# Your task
Check each line of the material below for "value", then copy the ones that contain it.

Dataset items
•••

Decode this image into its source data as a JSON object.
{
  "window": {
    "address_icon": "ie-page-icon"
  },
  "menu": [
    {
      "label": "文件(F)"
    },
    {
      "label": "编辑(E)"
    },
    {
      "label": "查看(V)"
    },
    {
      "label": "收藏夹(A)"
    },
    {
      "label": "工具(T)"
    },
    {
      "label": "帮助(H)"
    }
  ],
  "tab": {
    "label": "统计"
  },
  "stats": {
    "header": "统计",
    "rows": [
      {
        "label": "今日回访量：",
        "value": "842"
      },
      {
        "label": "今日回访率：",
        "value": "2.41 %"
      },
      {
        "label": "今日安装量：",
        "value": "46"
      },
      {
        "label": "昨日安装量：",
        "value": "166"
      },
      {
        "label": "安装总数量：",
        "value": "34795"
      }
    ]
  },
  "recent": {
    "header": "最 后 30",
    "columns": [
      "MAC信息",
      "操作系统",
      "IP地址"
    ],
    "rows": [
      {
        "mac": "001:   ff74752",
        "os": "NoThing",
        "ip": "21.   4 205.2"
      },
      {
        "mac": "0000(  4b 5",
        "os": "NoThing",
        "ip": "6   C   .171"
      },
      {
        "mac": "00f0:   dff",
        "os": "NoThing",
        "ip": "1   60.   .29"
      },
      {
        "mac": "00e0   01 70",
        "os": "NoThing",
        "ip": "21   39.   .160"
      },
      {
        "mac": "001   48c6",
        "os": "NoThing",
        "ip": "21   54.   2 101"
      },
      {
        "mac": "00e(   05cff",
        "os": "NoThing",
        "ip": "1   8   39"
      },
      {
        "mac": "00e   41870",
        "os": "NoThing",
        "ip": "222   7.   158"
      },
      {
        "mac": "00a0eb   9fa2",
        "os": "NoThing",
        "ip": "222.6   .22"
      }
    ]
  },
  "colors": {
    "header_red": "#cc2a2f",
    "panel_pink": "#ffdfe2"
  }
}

•••

# Exercise answer
        "value": "842"
        "value": "2.41 %"
        "value": "46"
        "value": "166"
        "value": "34795"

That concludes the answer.